• [EXERCISE TASK]: Pick out each line in these entries that contains the string "Maut".
━━━━━ RECORDS SHOWN
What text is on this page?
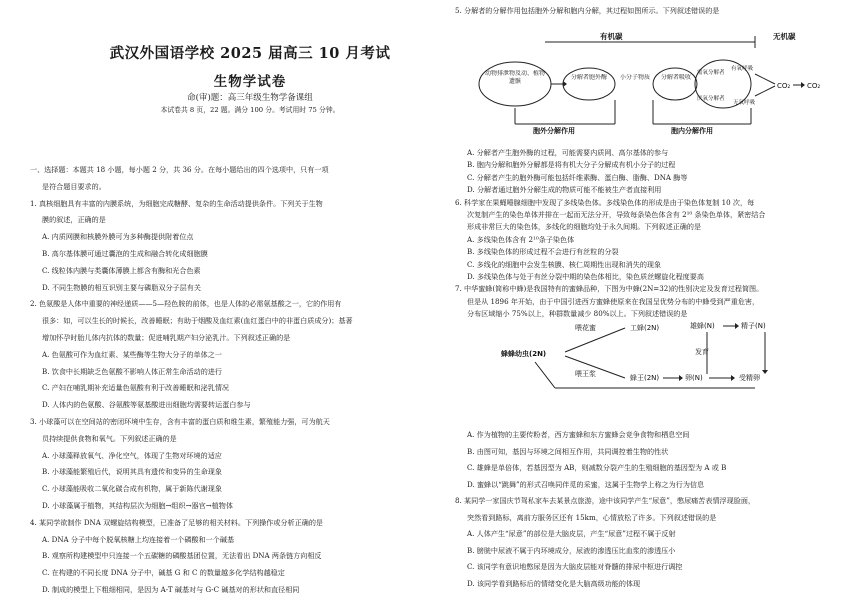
武汉外国语学校 2025 届高三 10 月考试
生物学试卷
命(审)题：高三年级生物学备课组
本试卷共 8 页，22 题。满分 100 分。考试用时 75 分钟。
一、选择题：本题共 18 小题，每小题 2 分，共 36 分。在每小题给出的四个选项中，只有一项
是符合题目要求的。
1. 真核细胞具有丰富的内膜系统，为细胞完成糖酵、复杂的生命活动提供条件。下列关于生物
膜的叙述，正确的是
A. 内质网膜和核膜外膜可为多种酶提供附着位点
B. 高尔基体膜可通过囊泡的生成和融合转化成细胞膜
C. 线粒体内膜与类囊体薄膜上都含有酶和光合色素
D. 不同生物膜的相互识别主要与磷脂双分子层有关
2. 色氨酸是人体中重要的神经递质——5—羟色胺的前体，也是人体的必需氨基酸之一，它的作用有
很多：如，可以生长的时候长，改善睡眠；有助于烟酸及血红素(血红蛋白中的非蛋白质成分)；基著
增加怀孕时胎儿体内抗体的数量；促进哺乳期产妇分泌乳汁。下列叙述正确的是
A. 色氨酸可作为血红素、某些酶等生物大分子的单体之一
B. 饮食中长期缺乏色氨酸不影响人体正常生命活动的进行
C. 产妇在哺乳期补充适量色氨酸有利于改善睡眠和泌乳情况
D. 人体内的色氨酸、谷氨酸等氨基酸进出细胞均需要转运蛋白参与
3. 小球藻可以在空间站的密闭环境中生存，含有丰富的蛋白质和维生素，繁殖能力强，可为航天
员持续提供食物和氧气。下列叙述正确的是
A. 小球藻释放氧气、净化空气，体现了生物对环境的适应
B. 小球藻能繁殖后代，说明其具有遗传和变异的生命现象
C. 小球藻能吸收二氧化碳合成有机物，属于新陈代谢现象
D. 小球藻属于植物，其结构层次为细胞→组织→器官→植物体
4. 某同学欲制作 DNA 双螺旋结构模型，已准备了足够的相关材料。下列操作或分析正确的是
A. DNA 分子中每个脱氧核糖上均连接着一个磷酸和一个碱基
B. 观察所构建模型中只连接一个五碳糖的磷酸基团位置，无法看出 DNA 两条链方向相反
C. 在构建的不同长度 DNA 分子中，碱基 G 和 C 的数量越多化学结构越稳定
D. 制成的模型上下粗细相同，是因为 A-T 碱基对与 G-C 碱基对的形状和直径相同
5. 分解者的分解作用包括胞外分解和胞内分解，其过程如图所示。下列叙述错误的是
有机碳	无机碳
动物排泄物及动、植物遗骸
分解者胞外酶	小分子物质	分解者吸收
需氧分解者
厌氧分解者
有氧呼吸
无氧呼吸
CO₂ CO₂
胞外分解作用	胞内分解作用
A. 分解者产生胞外酶的过程，可能需要内质网、高尔基体的参与
B. 胞内分解和胞外分解都是将有机大分子分解成有机小分子的过程
C. 分解者产生的胞外酶可能包括纤维素酶、蛋白酶、脂酶、DNA 酶等
D. 分解者通过胞外分解生成的物质可能不能被生产者直接利用
6. 科学家在果蝇唾腺细胞中发现了多线染色体。多线染色体的形成是由于染色体复制 10 次，每
次复制产生的染色单体并排在一起而无法分开，导致每条染色体含有 2¹⁰ 条染色单体，紧密结合
形成非常巨大的染色体，多线化的细胞均处于永久间期。下列叙述正确的是
A. 多线染色体含有 2¹⁰条子染色体
B. 多线染色体的形成过程不会进行有丝粒的分裂
C. 多线化的细胞中会发生核膜、核仁周期性出现和消失的现象
D. 多线染色体与处于有丝分裂中期的染色体相比，染色质丝螺旋化程度要高
7. 中华蜜蜂(简称中蜂)是我国特有的蜜蜂品种，下图为中蜂(2N=32)的性别决定及发育过程简图。
但是从 1896 年开始，由于中国引进西方蜜蜂使原来在我国呈优势分布的中蜂受到严重危害，
分布区域缩小 75%以上，种群数量减少 80%以上。下列叙述错误的是
喂花蜜	工蜂(2N)	雄蜂(N)	精子(N)
蜂蜂幼虫(2N)	发育
喂王浆	蜂王(2N)	卵(N)	受精卵
A. 作为植物的主要传粉者，西方蜜蜂和东方蜜蜂会竞争食物和栖息空间
B. 由图可知，基因与环境之间相互作用，共同调控着生物的性状
C. 雄蜂是单倍体，若基因型为 AB，则减数分裂产生的生殖细胞的基因型为 A 或 B
D. 蜜蜂以“跳舞”的形式召唤同伴觅的采蜜，这属于生物学上称之为行为信息
8. 某同学一家国庆节驾私家车去某景点旅游，途中该同学产生“尿意”，憋尿痛苦表情浮现脸面，
突然看到路标，离前方服务区还有 15km，心情放松了许多。下列叙述错误的是
A. 人体产生“尿意”的部位是大脑皮层，产生“尿意”过程不属于反射
B. 膀胱中尿液不属于内环境成分，尿液的渗透压比血浆的渗透压小
C. 该同学有意识地憋尿是因为大脑皮层能对脊髓的排尿中枢进行调控
D. 该同学看到路标后的情绪变化是大脑高级功能的体现
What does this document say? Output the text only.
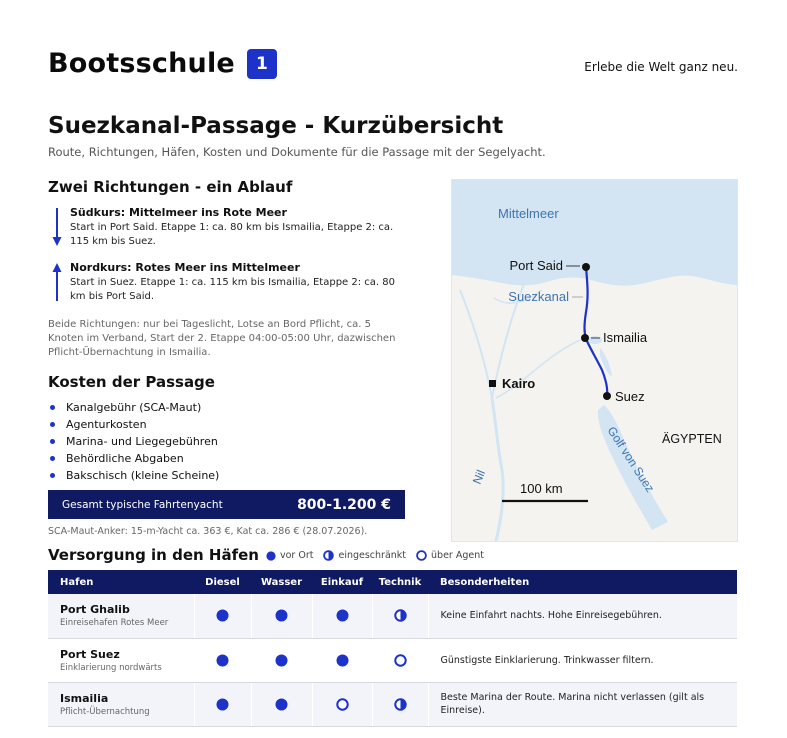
Bootsschule	1	Erlebe die Welt ganz neu.
Suezkanal-Passage - Kurzübersicht
Route, Richtungen, Häfen, Kosten und Dokumente für die Passage mit der Segelyacht.
Zwei Richtungen - ein Ablauf
Südkurs: Mittelmeer ins Rote Meer
Start in Port Said. Etappe 1: ca. 80 km bis Ismailia, Etappe 2: ca. 115 km bis Suez.
Nordkurs: Rotes Meer ins Mittelmeer
Start in Suez. Etappe 1: ca. 115 km bis Ismailia, Etappe 2: ca. 80 km bis Port Said.
Beide Richtungen: nur bei Tageslicht, Lotse an Bord Pflicht, ca. 5 Knoten im Verband, Start der 2. Etappe 04:00-05:00 Uhr, dazwischen Pflicht-Übernachtung in Ismailia.
Kosten der Passage
Kanalgebühr (SCA-Maut)
Agenturkosten
Marina- und Liegegebühren
Behördliche Abgaben
Bakschisch (kleine Scheine)
Gesamt typische Fahrtenyacht	800-1.200 €
SCA-Maut-Anker: 15-m-Yacht ca. 363 €, Kat ca. 286 € (28.07.2026).
Mittelmeer
Port Said
Suezkanal
Ismailia
Kairo
Suez
ÄGYPTEN
Nil	Golf von Suez
100 km
Versorgung in den Häfen vor Ort	eingeschränkt	über Agent
Hafen	Diesel	Wasser	Einkauf	Technik	Besonderheiten

Port Ghalib
Einreisehafen Rotes Meer					Keine Einfahrt nachts. Hohe Einreisegebühren.

Port Suez
Einklarierung nordwärts					Günstigste Einklarierung. Trinkwasser filtern.

Ismailia
Pflicht-Übernachtung					Beste Marina der Route. Marina nicht verlassen (gilt als Einreise).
━━━━━━━━━━
• [FINISHED EXERCISE]:
Kanalgebühr (SCA-Maut)
SCA-Maut-Anker: 15-m-Yacht ca. 363 €, Kat ca. 286 € (28.07.2026).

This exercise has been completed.